(Source document)
Improvement of the quality and safety of low-salt fish sauce by reconstruction of microbial community through cooperative fermentation of starters
文献类型: 外文期刊
作者: Li, Chunsheng 1 ; Zhao, Yongqiang 1 ; Wang, Yueqi 1 ; Wu, Yanyan 1 ; Chen, Shengjun 1 ;
作者机构: 1.Chinese Acad Fishery Sci, South China Sea Fisheries Res Inst, Natl R&D Ctr Aquat Prod Proc, Key Lab Aquat Prod Proc,Minist Agr & Rural Affairs, Guangzhou 510300, Peoples R China
2.Sanya Trop Fisheries Res Inst, Key Lab Efficient Utilizat & Proc Marine Fishery R, Sanya 572018, Peoples R China
关键词: Fish sauce; Cooperative fermentation; Bacillus subtilis; Tetragenococcus muriaticus; Staphylococcus edaphicus; Microbial community; Volatile compounds; Correlation network
期刊名称:FOOD RESEARCH INTERNATIONAL ( 影响因子:8.0; 五年影响因子:8.5 )
(End Source document)
Instructions to follow> Please extend the fish sauce entry from the point where it stops. The rows have no connection to the fish sauce entry.
(Stored data)
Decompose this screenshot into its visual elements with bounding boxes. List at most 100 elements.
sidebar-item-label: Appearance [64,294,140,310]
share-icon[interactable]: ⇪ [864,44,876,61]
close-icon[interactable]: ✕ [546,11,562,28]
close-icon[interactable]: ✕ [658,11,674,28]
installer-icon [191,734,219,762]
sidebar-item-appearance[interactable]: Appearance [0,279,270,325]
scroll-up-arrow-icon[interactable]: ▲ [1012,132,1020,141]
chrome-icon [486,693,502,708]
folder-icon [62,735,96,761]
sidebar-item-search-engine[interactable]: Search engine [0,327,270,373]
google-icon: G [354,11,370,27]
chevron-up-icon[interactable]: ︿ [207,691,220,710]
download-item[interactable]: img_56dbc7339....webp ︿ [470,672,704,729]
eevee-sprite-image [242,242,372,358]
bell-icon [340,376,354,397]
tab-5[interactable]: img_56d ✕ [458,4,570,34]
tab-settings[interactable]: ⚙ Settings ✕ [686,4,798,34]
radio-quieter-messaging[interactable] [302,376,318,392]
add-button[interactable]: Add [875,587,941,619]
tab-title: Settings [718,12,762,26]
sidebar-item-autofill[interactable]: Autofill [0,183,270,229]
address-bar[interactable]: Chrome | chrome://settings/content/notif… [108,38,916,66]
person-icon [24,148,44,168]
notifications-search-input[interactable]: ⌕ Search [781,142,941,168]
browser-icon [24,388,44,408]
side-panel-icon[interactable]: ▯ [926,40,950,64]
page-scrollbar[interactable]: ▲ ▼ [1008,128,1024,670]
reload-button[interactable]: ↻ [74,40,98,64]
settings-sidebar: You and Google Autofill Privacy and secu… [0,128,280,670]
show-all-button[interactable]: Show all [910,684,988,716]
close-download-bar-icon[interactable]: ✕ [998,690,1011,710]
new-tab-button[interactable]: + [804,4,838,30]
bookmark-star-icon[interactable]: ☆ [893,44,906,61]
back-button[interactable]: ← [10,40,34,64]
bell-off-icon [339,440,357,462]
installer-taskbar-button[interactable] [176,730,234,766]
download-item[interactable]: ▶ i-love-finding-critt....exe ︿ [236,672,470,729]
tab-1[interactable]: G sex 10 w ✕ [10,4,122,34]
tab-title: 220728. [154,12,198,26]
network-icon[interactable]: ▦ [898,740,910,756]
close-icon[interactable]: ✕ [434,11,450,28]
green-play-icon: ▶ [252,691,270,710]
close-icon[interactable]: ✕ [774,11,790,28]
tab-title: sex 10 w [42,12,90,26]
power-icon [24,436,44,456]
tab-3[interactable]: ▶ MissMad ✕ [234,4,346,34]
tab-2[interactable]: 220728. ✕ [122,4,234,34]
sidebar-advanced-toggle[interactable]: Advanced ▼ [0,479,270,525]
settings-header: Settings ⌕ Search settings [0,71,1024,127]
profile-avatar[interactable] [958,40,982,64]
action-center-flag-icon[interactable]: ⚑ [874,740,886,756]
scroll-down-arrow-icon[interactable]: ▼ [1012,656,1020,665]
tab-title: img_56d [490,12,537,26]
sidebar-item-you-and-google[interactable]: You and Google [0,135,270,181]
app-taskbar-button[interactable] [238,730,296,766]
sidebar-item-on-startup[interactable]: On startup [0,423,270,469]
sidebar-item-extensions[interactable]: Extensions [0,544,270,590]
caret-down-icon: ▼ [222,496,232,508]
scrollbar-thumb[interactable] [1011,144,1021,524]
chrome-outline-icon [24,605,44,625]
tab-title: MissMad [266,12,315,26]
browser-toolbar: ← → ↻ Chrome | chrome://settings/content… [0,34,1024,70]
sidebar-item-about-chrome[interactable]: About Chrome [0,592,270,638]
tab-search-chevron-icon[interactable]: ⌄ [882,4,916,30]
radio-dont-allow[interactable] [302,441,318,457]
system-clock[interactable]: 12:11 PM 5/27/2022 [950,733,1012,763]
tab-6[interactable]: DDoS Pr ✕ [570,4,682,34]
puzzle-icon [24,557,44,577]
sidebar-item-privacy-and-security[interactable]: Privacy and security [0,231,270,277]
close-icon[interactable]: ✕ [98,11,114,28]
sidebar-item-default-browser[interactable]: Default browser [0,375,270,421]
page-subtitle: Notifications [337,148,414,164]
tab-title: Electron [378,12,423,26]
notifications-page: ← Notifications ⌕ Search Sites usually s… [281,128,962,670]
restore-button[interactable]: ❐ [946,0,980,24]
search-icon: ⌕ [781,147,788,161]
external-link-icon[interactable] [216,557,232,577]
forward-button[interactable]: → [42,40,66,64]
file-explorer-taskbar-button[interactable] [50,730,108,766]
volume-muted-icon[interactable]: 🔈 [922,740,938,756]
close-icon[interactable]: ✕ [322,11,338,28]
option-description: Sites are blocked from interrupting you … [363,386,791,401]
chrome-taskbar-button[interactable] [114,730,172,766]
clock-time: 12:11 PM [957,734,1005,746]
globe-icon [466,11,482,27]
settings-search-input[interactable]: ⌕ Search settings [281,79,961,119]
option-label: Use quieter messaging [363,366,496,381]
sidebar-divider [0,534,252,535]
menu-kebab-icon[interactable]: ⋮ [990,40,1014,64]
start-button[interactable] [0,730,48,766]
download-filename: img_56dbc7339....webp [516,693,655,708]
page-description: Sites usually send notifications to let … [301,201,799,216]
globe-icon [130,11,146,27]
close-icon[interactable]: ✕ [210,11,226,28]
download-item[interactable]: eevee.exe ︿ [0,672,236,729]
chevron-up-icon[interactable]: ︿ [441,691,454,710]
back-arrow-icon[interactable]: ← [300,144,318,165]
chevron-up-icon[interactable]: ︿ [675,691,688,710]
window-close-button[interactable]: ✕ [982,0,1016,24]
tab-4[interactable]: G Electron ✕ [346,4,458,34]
(End Stored data)
Exercise output>
ISSN: 0963-9969
年卷期: 2025 年 205 卷
页码:
收录情况: SCI
摘要: Low-salt fermentation can speed up the fish sauce production, but it will lead to bad flavor and biogenic amine increase due to the metabolisms of spoilage microorganisms. In this work, cooperative fermentation of Tetragenococcus muriaticus, Bacillus subtilis, and Staphylococcus edaphicus that were isolated from traditional fish sauce were used to improve the quality and safety of low-salt fish sauce. The high-throughput sequencing found that these starters could significantly inhibited the spoilage microorganisms and reconstructed the microbial community with the total abundance over 99 % during fermentation. The amino acid nitrogen concentrations after cooperative fermentation were much higher than the natural fermentation, while the concentrations of biogenic amines were significantly inhibited. The headspace solid-phase microextraction gas chromatography-mass spectrometry identified 33 core volatile compounds (odor activity value >= 1), most of which with pleasant flavors were obviously improved by starters while those with unpleasant flavors were inhibited. The groupdimension correlation after genus influence calculation suggested that the starters contributed the most to the improvement of quality and safety due to their good fish sauce environment adaptability, spoilage microorganism inhibition, and protein and lipid metabolisms, with the influence ranking of T. muriaticus > S. edaphicus > B. subtilis. These strains are expected to be developed as special starters for the industrial production of low-salt fish sauce.